Belge:
▬▬▬
Abaküs Yazılım
İdare Dava Daireleri Kurulu
Esas No: 2020/564
Karar No: 2021/354
Karar Tarihi: 24.02.2021

Danıştay İdare Dava Daireleri Kurulu 2020/564 Esas 2021/354 Karar Sayılı İlamı

T.C.
D A N I Ş T A Y
İDARİ DAVA DAİRELERİ KURULU
Esas No : 2020/564
Karar No : 2021/354

TEMYİZ EDEN (DAVACI) : …
KARŞI TARAF (DAVALILAR) : 1- … Başkanlığı
VEKİLİ: Av. …
2- … Genel Müdürlüğü
VEKİLİ: Av. …

İSTEMİN KONUSU : Danıştay Sekizinci Dairesinin 04/10/2019 tarih ve E:2018/4729, K:2019/8300 sayılı kararının temyizen incelenerek bozulması istenilmektedir.

YARGILAMA SÜRECİ :
Dava konusu istem: Elektrik Piyasası Hizmetleri Dairesi Başkanlığında Genel İdare Hizmetleri kadrosunda birinci dereceli şube müdürü olarak görev yapan davacı tarafından, İşletme Fakültesi Üretim Yönetimi Lisans Bölümü mezunu olduktan sonra, Endüstri Mühendisliği Ana Bilim Dalı yüksek lisans programını tamamlamasının ardından teknik hizmetler sınıfında mühendis ve başmühendis olarak çalıştığı, halihazırda genel idare hizmetleri kadrosunda olmasına rağmen mühendislik görevi yaptığı, ücret, emeklilik, ek gösterge bakımından mağdur edildiğini ileri sürerek mağduriyetinin giderilmesi ile mühendis unvanı verilmesi istemiyle yapılan başvurunun reddine ilişkin Elektrik Üretim A.Ş. Genel Müdürlüğünün … tarih ve … sayılı işleminin iptali ile Yükseköğretim Kurulunun Elektrik Üretim A.Ş. Genel Müdürlüğüne hitaben yazılan … tarih ve … sayılı davacı hakkındaki yazısında yer alan YÖK Yürütme Kurulunun 30/10/1989 tarihli kararı ile 17/06/1988 ve 14/10/2014 tarihli kararlarının eksik düzenleme içerdiği ileri sürülerek iptali ve yoksun kaldığı parasal haklarının yasal faiziyle tazminine karar verilmesi istenilmiştir.
▬▬▬
Alıştırmanın Amacı: Danıştay kararında "TEMYİZ EDEN (DAVACI)" sözleriyle başlayıp "incelenerek bozulması istenilmektedir." sözleriyle biten bölümü hiçbir değişiklik yapmadan yazın.

Öğe konum verileri:
▬▬▬
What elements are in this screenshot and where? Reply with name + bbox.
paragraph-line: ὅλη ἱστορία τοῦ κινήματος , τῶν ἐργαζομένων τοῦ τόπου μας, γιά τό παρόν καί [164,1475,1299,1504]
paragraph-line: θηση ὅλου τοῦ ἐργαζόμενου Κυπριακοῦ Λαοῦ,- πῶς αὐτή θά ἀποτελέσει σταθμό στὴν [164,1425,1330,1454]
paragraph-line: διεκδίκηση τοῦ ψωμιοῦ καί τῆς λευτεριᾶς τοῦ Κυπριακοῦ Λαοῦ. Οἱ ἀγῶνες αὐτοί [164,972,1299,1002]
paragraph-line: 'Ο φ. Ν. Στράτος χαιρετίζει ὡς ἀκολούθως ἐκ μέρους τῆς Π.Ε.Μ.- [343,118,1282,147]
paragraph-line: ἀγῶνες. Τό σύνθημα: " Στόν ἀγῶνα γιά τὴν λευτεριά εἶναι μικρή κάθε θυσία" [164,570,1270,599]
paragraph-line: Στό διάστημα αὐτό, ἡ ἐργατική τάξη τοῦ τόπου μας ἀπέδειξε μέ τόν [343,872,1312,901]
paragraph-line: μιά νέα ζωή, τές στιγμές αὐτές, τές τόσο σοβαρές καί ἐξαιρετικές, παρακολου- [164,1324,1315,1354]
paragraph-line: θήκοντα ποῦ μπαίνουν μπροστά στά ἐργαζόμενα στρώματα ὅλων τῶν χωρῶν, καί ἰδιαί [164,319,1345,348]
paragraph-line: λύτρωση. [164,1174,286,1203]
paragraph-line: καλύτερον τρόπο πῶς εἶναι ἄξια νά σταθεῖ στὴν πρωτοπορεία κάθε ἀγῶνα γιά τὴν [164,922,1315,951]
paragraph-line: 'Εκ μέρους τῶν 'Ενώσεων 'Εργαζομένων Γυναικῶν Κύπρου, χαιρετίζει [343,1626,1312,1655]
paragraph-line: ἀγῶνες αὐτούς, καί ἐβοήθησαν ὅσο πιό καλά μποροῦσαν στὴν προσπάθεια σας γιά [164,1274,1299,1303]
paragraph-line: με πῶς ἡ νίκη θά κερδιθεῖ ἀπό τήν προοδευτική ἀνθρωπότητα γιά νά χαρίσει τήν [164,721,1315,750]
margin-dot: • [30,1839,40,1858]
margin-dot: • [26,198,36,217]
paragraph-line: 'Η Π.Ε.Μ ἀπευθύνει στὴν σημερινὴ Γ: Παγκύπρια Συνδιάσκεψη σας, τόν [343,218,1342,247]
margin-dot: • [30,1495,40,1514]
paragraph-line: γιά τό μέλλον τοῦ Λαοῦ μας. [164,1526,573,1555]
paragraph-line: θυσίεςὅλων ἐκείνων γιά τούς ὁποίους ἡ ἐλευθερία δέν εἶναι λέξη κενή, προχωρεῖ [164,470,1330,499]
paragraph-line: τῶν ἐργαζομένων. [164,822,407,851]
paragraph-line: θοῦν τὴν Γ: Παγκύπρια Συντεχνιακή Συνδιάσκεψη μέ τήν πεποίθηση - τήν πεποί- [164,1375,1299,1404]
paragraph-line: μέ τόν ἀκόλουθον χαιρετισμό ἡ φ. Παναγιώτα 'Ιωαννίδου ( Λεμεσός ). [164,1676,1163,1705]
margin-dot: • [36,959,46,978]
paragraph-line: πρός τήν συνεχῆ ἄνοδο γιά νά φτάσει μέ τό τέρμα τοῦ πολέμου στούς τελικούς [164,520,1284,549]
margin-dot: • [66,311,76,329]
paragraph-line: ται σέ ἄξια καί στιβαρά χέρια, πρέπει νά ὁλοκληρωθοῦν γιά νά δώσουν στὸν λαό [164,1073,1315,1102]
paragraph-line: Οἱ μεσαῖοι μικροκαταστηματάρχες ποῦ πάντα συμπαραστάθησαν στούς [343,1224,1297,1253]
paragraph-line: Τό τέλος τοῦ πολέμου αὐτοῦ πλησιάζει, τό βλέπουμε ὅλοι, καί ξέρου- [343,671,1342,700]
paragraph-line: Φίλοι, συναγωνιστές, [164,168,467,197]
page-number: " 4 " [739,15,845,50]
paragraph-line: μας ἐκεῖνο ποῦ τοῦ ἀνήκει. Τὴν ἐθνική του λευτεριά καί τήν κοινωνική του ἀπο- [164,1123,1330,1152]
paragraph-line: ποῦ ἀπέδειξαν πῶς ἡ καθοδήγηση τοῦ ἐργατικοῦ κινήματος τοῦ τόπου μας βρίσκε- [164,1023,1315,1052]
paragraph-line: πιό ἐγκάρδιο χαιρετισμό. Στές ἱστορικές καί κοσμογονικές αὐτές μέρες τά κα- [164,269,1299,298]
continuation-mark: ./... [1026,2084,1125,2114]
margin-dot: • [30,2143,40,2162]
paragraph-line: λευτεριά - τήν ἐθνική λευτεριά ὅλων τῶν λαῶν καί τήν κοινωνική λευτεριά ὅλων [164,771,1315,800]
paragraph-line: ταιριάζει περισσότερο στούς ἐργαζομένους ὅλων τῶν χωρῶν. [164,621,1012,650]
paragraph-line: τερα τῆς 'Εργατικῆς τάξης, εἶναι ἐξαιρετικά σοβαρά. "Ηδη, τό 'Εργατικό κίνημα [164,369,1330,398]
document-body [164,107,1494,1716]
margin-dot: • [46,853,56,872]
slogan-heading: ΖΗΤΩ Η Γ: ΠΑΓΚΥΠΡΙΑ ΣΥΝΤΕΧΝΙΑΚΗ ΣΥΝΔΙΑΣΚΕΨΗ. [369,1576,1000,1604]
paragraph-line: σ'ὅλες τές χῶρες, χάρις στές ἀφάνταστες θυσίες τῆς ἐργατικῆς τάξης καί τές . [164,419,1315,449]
▬▬▬
Görevin Sonucu:
TEMYİZ EDEN (DAVACI) : …
KARŞI TARAF (DAVALILAR) : 1- … Başkanlığı
VEKİLİ: Av. …
2- … Genel Müdürlüğü
VEKİLİ: Av. …

İSTEMİN KONUSU : Danıştay Sekizinci Dairesinin 04/10/2019 tarih ve E:2018/4729, K:2019/8300 sayılı kararının temyizen incelenerek bozulması istenilmektedir.